# Required task:
Figure out how many lines of the material below contain the word "психологии". Answer with the number only.
# start of Entries
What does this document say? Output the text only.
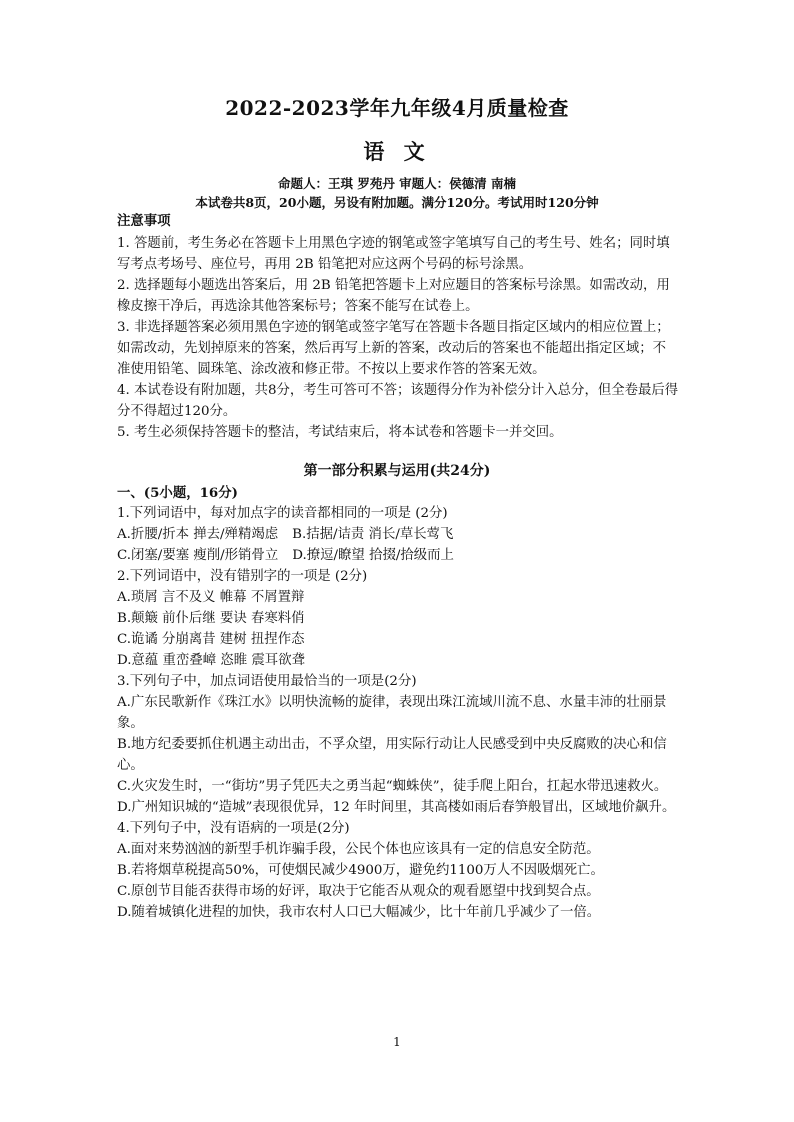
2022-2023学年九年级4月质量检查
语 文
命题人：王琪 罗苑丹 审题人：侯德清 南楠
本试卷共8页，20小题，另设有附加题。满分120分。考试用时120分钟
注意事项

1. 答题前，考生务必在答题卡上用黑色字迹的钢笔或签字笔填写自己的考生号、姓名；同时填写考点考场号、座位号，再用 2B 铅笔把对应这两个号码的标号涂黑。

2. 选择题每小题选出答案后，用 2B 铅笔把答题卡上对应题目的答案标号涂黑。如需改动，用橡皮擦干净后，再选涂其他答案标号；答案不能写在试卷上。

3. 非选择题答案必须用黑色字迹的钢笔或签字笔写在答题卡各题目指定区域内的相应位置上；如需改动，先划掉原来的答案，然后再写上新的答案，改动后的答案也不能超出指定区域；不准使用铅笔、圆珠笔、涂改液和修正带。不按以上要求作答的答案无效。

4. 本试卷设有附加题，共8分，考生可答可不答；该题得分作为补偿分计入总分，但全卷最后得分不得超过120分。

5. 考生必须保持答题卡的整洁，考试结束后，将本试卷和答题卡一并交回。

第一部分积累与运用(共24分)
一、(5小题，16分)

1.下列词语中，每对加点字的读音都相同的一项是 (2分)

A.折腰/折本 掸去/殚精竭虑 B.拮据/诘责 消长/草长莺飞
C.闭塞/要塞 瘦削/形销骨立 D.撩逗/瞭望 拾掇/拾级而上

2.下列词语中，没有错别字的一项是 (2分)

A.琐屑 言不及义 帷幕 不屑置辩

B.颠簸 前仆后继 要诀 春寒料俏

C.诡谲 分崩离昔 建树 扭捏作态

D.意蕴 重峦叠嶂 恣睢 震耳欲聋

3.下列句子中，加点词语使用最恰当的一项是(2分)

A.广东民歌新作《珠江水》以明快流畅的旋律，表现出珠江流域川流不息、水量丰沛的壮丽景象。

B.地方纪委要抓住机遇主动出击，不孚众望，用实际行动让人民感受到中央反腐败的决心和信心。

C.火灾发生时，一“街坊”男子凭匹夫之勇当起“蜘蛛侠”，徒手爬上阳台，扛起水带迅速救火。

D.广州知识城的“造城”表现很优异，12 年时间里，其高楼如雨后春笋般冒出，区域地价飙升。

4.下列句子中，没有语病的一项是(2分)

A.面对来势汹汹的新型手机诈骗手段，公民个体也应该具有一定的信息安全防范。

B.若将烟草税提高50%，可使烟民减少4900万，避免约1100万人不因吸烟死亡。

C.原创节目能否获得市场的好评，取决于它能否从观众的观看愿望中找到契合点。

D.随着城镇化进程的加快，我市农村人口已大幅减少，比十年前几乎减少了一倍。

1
# end of Entries
# start of Entries
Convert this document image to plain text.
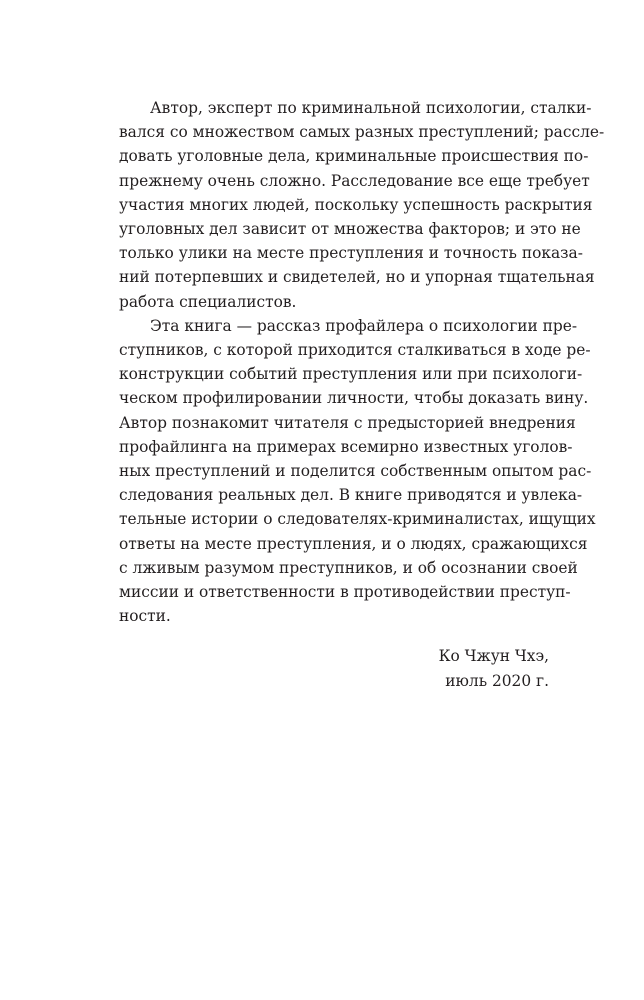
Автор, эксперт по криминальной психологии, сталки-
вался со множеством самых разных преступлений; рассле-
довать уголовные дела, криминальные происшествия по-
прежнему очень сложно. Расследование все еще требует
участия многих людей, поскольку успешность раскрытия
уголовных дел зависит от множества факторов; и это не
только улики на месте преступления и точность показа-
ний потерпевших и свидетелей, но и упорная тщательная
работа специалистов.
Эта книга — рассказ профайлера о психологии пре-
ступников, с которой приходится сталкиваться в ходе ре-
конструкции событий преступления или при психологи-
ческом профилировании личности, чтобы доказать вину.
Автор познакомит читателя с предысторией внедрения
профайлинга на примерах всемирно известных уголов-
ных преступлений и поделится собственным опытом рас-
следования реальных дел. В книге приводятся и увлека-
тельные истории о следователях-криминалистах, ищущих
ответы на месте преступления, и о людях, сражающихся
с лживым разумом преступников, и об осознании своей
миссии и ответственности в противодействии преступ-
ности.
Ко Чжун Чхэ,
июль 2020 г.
# end of Entries
# Reply to the exercise:
2